[Records that describe figures]
_____

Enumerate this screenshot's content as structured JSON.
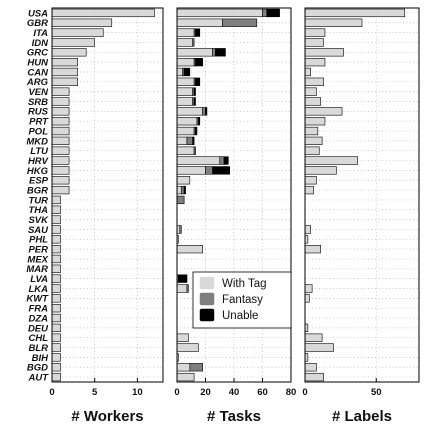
{
  "chart_data": {
    "type": "bar",
    "orientation": "horizontal",
    "categories": [
      "USA",
      "GBR",
      "ITA",
      "IDN",
      "GRC",
      "HUN",
      "CAN",
      "ARG",
      "VEN",
      "SRB",
      "RUS",
      "PRT",
      "POL",
      "MKD",
      "LTU",
      "HRV",
      "HKG",
      "ESP",
      "BGR",
      "TUR",
      "THA",
      "SVK",
      "SAU",
      "PHL",
      "PER",
      "MEX",
      "MAR",
      "LVA",
      "LKA",
      "KWT",
      "FRA",
      "DZA",
      "DEU",
      "CHL",
      "BLR",
      "BIH",
      "BGD",
      "AUT"
    ],
    "grid": true,
    "colors": {
      "with_tag": "#d9d9d9",
      "fantasy": "#7f7f7f",
      "unable": "#000000"
    },
    "panels": [
      {
        "xlabel": "# Workers",
        "xlim": [
          0,
          13
        ],
        "xticks": [
          0,
          5,
          10
        ],
        "tick_labels": [
          "0",
          "5",
          "10"
        ],
        "series": [
          {
            "key": "workers",
            "values": [
              12,
              7,
              6,
              5,
              4,
              3,
              3,
              3,
              2,
              2,
              2,
              2,
              2,
              2,
              2,
              2,
              2,
              2,
              2,
              1,
              1,
              1,
              1,
              1,
              1,
              1,
              1,
              1,
              1,
              1,
              1,
              1,
              1,
              1,
              1,
              1,
              1,
              1
            ]
          }
        ]
      },
      {
        "xlabel": "# Tasks",
        "xlim": [
          0,
          80
        ],
        "xticks": [
          0,
          20,
          40,
          60,
          80
        ],
        "tick_labels": [
          "0",
          "20",
          "40",
          "60",
          "80"
        ],
        "stacked": true,
        "legend": {
          "position": "lower-center",
          "entries": [
            "With Tag",
            "Fantasy",
            "Unable"
          ]
        },
        "series": [
          {
            "name": "With Tag",
            "key": "with_tag",
            "values": [
              60,
              32,
              12,
              11,
              25,
              12,
              4,
              12,
              11,
              11,
              18,
              14,
              12,
              7,
              12,
              30,
              20,
              9,
              3,
              0,
              0,
              0,
              2,
              1,
              18,
              0,
              0,
              0,
              7,
              0,
              0,
              0,
              0,
              8,
              15,
              1,
              9,
              12
            ]
          },
          {
            "name": "Fantasy",
            "key": "fantasy",
            "values": [
              3,
              24,
              1,
              1,
              2,
              1,
              1,
              1,
              1,
              1,
              2,
              1,
              1,
              4,
              1,
              3,
              5,
              0,
              2,
              5,
              0,
              0,
              1,
              0,
              0,
              0,
              0,
              1,
              1,
              0,
              0,
              0,
              0,
              0,
              0,
              0,
              9,
              0
            ]
          },
          {
            "name": "Unable",
            "key": "unable",
            "values": [
              9,
              0,
              3,
              0,
              7,
              5,
              4,
              3,
              1,
              1,
              1,
              1,
              1,
              1,
              0,
              3,
              12,
              0,
              1,
              0,
              0,
              0,
              0,
              0,
              0,
              0,
              0,
              6,
              0,
              0,
              0,
              0,
              0,
              0,
              0,
              0,
              0,
              0
            ]
          }
        ]
      },
      {
        "xlabel": "# Labels",
        "xlim": [
          0,
          80
        ],
        "xticks": [
          0,
          50
        ],
        "tick_labels": [
          "0",
          "50"
        ],
        "series": [
          {
            "key": "labels",
            "values": [
              70,
              40,
              14,
              13,
              27,
              14,
              4,
              13,
              8,
              11,
              26,
              14,
              9,
              12,
              10,
              37,
              22,
              8,
              6,
              0,
              0,
              0,
              4,
              2,
              11,
              0,
              0,
              0,
              5,
              3,
              0,
              0,
              2,
              12,
              20,
              2,
              8,
              13
            ]
          }
        ]
      }
    ]
  }
}
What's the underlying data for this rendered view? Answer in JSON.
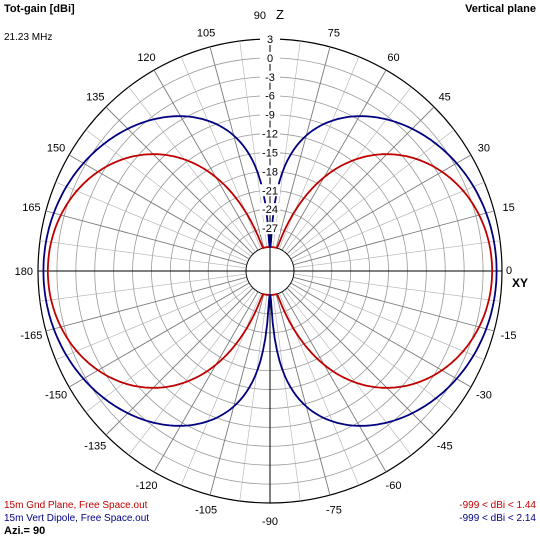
{
  "header": {
    "title_left": "Tot-gain [dBi]",
    "frequency": "21.23 MHz",
    "title_right": "Vertical plane"
  },
  "footer": {
    "azimuth": "Azi.= 90"
  },
  "axis_labels": {
    "zenith": "Z",
    "horizon": "XY"
  },
  "chart_data": {
    "type": "polar",
    "plane": "vertical",
    "gain_unit": "dBi",
    "radial_ticks": [
      "3",
      "0",
      "-3",
      "-6",
      "-9",
      "-12",
      "-15",
      "-18",
      "-21",
      "-24",
      "-27"
    ],
    "radial_range": [
      -30,
      3
    ],
    "radial_ring_step": 3,
    "angle_ticks": [
      "90",
      "75",
      "60",
      "45",
      "30",
      "15",
      "0",
      "-15",
      "-30",
      "-45",
      "-60",
      "-75",
      "-90",
      "-105",
      "-120",
      "-135",
      "-150",
      "-165",
      "180",
      "165",
      "150",
      "135",
      "120",
      "105"
    ],
    "angle_tick_values": [
      90,
      75,
      60,
      45,
      30,
      15,
      0,
      -15,
      -30,
      -45,
      -60,
      -75,
      -90,
      -105,
      -120,
      -135,
      -150,
      -165,
      180,
      165,
      150,
      135,
      120,
      105
    ],
    "angle_grid_step": 7.5,
    "series": [
      {
        "name": "15m Gnd Plane, Free Space.out",
        "range_label": "-999 < dBi < 1.44",
        "color": "#c00000",
        "max_gain": 1.44,
        "pattern": "monopole-ground-plane"
      },
      {
        "name": "15m Vert Dipole, Free Space.out",
        "range_label": "-999 < dBi < 2.14",
        "color": "#000080",
        "max_gain": 2.14,
        "pattern": "half-wave-dipole"
      }
    ]
  }
}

_____

:: Problem ::
Look over the material above and show each line where "pattern" appears.

:: Problem solution ::
        "pattern": "monopole-ground-plane"
        "pattern": "half-wave-dipole"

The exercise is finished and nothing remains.